▸ Given request
Extract the lines that hold the string "рішення".

[A block of data]

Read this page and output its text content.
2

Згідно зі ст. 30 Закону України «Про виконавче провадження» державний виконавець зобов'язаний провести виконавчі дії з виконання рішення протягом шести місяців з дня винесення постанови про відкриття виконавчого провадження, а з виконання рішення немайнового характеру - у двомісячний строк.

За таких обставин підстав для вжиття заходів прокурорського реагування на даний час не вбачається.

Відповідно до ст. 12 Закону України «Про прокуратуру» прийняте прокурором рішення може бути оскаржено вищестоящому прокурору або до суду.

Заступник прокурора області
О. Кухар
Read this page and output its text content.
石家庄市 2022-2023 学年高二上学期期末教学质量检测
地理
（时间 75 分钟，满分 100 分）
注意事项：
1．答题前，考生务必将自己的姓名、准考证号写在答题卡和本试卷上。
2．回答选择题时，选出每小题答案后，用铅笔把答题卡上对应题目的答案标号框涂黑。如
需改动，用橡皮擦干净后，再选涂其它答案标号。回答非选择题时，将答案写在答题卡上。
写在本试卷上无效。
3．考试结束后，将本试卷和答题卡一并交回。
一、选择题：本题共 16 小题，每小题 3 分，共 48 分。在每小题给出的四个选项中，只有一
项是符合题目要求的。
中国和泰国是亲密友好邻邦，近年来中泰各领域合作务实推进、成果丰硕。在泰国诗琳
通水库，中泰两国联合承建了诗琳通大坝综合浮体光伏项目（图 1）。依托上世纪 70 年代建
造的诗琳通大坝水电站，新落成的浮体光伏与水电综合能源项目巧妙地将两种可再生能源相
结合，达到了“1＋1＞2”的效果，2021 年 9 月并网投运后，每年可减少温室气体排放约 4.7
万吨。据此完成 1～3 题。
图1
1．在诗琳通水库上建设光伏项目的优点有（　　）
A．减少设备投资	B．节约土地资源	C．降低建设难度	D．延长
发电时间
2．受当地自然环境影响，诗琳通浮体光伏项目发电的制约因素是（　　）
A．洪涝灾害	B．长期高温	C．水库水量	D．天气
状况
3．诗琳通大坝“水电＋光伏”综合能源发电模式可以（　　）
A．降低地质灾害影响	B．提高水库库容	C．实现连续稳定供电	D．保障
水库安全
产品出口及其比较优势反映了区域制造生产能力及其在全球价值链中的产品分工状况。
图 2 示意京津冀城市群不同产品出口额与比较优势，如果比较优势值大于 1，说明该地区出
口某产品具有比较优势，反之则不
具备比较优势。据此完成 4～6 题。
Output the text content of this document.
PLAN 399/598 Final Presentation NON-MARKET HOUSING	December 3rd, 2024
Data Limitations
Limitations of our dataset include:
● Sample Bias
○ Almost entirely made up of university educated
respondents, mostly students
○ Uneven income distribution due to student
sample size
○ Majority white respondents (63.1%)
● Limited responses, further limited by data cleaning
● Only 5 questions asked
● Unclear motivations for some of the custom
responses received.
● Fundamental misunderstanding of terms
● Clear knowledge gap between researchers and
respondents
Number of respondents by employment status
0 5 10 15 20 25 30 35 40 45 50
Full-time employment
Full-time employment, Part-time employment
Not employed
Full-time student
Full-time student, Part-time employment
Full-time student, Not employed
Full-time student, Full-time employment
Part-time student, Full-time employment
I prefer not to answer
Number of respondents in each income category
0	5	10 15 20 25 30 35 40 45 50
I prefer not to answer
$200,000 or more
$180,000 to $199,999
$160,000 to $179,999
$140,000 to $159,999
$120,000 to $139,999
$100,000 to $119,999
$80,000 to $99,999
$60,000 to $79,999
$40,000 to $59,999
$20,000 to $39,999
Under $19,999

▸ Solution to the exercise
Згідно зі ст. 30 Закону України «Про виконавче провадження» державний виконавець зобов'язаний провести виконавчі дії з виконання рішення протягом шести місяців з дня винесення постанови про відкриття виконавчого провадження, а з виконання рішення немайнового характеру - у двомісячний строк.
Відповідно до ст. 12 Закону України «Про прокуратуру» прийняте прокурором рішення може бути оскаржено вищестоящому прокурору або до суду.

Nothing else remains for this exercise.